From the listing below, pull out the lines that hold "Lutte".

==*==

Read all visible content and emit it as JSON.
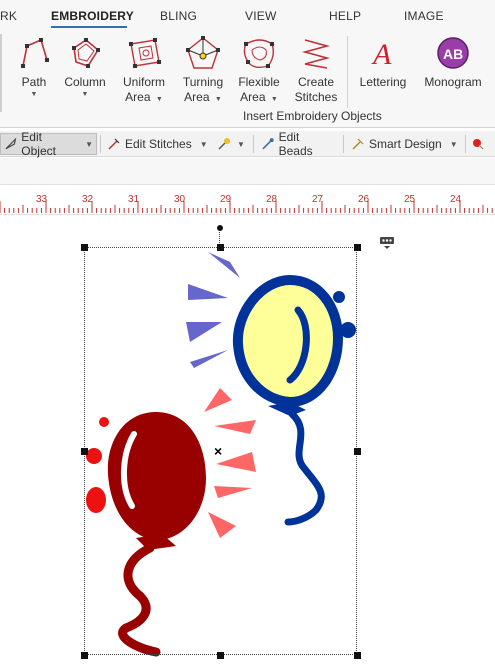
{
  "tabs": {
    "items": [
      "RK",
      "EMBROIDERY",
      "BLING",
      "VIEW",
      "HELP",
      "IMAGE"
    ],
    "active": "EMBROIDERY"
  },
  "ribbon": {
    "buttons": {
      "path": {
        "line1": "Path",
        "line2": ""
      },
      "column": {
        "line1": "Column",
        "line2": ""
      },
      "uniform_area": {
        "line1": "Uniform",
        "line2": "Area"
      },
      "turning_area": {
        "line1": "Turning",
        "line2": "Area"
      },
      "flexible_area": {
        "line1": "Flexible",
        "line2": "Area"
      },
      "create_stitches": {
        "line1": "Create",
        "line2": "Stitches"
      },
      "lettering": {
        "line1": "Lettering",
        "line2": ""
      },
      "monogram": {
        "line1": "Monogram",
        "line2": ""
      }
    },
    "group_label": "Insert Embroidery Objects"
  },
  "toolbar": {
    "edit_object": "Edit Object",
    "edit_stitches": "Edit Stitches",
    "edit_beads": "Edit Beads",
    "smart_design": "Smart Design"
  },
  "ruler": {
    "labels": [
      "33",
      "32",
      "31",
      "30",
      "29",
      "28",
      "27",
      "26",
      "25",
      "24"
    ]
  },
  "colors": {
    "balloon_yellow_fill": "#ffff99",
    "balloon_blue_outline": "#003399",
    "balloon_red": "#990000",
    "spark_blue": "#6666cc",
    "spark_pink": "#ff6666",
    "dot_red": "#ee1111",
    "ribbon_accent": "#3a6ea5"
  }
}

==*==

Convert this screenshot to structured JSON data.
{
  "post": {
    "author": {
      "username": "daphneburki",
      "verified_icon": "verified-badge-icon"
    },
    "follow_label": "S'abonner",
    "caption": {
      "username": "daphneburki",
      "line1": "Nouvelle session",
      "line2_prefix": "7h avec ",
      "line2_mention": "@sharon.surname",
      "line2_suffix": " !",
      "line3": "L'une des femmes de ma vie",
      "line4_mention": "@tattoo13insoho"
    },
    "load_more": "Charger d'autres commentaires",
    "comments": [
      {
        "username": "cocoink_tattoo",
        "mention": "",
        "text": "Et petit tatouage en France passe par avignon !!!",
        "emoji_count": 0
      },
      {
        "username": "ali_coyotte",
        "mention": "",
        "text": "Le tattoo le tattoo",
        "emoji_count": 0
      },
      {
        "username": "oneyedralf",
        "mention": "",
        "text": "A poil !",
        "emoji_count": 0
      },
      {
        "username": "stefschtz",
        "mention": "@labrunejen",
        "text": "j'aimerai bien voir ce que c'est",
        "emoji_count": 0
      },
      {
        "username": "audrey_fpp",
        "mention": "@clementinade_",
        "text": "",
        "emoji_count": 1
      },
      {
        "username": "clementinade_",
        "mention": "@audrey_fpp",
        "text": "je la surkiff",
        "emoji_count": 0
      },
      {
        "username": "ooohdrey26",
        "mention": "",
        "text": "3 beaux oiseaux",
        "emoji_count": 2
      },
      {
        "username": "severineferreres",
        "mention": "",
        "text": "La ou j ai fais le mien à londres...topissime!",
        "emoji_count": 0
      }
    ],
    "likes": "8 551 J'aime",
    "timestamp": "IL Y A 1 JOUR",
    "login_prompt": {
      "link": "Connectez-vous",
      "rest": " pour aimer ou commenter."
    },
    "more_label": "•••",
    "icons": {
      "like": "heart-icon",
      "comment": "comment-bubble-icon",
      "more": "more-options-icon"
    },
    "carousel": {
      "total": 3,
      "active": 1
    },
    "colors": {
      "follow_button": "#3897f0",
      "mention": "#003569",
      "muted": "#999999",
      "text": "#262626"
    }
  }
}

==*==

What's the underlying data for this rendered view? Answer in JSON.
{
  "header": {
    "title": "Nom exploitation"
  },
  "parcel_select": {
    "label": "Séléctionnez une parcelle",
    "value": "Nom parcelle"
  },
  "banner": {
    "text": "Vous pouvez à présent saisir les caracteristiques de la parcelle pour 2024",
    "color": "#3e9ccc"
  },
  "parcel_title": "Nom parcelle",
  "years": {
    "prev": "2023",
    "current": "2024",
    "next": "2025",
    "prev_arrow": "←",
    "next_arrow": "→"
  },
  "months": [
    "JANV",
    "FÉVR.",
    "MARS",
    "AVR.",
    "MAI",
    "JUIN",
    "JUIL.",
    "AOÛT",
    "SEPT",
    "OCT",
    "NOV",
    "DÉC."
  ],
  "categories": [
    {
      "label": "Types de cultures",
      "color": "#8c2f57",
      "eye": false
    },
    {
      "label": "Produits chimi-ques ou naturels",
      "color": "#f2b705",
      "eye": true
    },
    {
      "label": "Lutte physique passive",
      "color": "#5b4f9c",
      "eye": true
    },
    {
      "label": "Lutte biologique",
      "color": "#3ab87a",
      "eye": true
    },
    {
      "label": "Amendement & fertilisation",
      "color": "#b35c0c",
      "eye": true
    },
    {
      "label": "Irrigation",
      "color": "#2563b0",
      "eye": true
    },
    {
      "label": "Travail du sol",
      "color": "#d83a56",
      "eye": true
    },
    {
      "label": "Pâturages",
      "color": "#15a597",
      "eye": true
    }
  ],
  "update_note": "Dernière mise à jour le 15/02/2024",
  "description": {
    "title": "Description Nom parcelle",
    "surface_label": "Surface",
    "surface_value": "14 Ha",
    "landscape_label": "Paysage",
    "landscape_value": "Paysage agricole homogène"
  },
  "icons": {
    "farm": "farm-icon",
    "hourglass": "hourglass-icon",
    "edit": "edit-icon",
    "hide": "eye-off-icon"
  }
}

==*==

Response to the task
      "label": "Lutte physique passive",
      "label": "Lutte biologique",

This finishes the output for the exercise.